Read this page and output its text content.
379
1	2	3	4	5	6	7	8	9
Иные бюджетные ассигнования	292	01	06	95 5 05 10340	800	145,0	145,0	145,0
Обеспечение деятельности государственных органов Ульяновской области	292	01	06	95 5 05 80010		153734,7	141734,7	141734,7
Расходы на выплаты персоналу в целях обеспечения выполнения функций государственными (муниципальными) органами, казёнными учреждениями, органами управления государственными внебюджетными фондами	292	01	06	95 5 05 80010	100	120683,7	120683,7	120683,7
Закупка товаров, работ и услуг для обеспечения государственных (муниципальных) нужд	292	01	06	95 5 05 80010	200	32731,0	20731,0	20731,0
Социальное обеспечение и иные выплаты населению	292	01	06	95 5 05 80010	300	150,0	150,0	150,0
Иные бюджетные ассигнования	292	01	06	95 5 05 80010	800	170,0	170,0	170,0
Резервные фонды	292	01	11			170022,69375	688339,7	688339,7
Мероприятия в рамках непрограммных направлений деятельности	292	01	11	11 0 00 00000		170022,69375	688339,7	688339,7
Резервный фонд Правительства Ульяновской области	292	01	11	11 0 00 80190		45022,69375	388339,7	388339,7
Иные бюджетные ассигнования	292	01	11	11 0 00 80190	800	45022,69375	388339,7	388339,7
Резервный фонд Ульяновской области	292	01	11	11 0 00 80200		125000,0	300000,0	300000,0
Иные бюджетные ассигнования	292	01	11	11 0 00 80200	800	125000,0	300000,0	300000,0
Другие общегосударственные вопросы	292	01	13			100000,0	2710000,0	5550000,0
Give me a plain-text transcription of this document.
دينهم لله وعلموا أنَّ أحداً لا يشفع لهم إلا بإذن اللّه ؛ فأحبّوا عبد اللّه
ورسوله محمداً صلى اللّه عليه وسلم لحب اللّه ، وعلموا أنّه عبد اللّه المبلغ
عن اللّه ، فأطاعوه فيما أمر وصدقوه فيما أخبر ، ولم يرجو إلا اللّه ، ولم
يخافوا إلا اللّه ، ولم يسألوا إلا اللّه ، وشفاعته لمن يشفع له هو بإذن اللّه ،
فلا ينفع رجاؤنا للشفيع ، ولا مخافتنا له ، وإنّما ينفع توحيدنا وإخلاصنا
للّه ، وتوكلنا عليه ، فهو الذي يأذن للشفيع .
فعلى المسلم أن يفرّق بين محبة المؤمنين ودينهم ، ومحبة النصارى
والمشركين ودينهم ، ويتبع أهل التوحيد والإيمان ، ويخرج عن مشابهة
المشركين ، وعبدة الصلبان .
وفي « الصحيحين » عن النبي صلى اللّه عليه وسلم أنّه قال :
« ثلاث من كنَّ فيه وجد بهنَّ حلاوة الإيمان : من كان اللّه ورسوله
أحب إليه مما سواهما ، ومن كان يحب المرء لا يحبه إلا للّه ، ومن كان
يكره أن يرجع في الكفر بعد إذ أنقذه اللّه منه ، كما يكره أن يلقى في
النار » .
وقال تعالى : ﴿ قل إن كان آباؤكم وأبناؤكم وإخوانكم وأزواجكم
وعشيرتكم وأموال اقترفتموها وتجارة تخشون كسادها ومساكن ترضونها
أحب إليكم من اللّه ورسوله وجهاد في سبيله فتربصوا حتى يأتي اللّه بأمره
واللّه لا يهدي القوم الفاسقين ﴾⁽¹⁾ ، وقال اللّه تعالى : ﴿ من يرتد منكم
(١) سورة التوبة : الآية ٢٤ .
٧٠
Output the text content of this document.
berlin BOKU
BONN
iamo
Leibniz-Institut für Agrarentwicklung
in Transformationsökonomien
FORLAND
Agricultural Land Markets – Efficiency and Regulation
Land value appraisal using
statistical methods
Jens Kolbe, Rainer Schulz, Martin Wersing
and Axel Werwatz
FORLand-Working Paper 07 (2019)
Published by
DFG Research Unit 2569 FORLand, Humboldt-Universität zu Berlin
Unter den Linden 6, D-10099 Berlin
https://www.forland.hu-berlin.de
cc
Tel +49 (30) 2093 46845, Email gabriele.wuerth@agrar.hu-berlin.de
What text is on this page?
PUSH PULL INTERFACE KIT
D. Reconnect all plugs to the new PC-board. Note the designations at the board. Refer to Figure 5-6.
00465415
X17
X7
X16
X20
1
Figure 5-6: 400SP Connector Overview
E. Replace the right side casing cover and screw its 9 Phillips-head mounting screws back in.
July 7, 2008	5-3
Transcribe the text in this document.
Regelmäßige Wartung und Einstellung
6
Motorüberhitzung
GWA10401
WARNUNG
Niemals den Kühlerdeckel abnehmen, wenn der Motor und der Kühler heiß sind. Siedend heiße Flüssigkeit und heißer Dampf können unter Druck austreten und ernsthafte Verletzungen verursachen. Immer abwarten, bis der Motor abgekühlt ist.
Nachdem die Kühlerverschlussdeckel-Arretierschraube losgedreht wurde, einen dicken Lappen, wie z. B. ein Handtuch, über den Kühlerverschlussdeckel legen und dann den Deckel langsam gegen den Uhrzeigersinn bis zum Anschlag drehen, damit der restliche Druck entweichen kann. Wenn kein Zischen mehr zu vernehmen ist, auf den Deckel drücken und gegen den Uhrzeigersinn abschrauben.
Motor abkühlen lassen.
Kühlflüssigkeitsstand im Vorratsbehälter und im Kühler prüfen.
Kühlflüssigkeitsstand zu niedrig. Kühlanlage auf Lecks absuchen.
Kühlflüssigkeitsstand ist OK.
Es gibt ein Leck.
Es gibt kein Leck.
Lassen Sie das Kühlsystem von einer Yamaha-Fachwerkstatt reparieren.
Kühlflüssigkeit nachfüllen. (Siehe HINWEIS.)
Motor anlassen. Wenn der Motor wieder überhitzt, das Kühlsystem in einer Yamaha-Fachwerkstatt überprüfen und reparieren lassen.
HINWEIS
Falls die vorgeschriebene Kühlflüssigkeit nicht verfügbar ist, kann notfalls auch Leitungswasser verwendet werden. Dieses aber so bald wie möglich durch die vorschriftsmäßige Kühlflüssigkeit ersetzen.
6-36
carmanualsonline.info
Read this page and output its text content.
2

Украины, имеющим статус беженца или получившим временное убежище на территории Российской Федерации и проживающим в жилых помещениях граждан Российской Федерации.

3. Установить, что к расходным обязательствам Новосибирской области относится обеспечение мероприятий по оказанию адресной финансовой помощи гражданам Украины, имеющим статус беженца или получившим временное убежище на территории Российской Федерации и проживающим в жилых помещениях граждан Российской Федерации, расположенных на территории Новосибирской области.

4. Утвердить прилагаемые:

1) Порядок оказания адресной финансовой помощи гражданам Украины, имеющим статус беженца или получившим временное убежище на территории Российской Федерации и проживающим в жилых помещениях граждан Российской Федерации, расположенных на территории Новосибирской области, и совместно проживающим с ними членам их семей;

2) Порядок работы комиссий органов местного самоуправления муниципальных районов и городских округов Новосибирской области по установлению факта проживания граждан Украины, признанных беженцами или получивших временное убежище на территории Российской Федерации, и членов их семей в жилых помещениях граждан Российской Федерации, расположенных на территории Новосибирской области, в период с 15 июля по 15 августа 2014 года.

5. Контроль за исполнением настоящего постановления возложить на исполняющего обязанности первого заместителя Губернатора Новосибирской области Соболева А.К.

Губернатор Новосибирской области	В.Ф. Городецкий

**DIRECTIONS FOR THIS TASK:**
Search the data for the word "Новосибирской" and copy each line where it appears.

**RESPONSE TO THE TASK:**
3. Установить, что к расходным обязательствам Новосибирской области относится обеспечение мероприятий по оказанию адресной финансовой помощи гражданам Украины, имеющим статус беженца или получившим временное убежище на территории Российской Федерации и проживающим в жилых помещениях граждан Российской Федерации, расположенных на территории Новосибирской области.
1) Порядок оказания адресной финансовой помощи гражданам Украины, имеющим статус беженца или получившим временное убежище на территории Российской Федерации и проживающим в жилых помещениях граждан Российской Федерации, расположенных на территории Новосибирской области, и совместно проживающим с ними членам их семей;
2) Порядок работы комиссий органов местного самоуправления муниципальных районов и городских округов Новосибирской области по установлению факта проживания граждан Украины, признанных беженцами или получивших временное убежище на территории Российской Федерации, и членов их семей в жилых помещениях граждан Российской Федерации, расположенных на территории Новосибирской области, в период с 15 июля по 15 августа 2014 года.
5. Контроль за исполнением настоящего постановления возложить на исполняющего обязанности первого заместителя Губернатора Новосибирской области Соболева А.К.
Губернатор Новосибирской области	В.Ф. Городецкий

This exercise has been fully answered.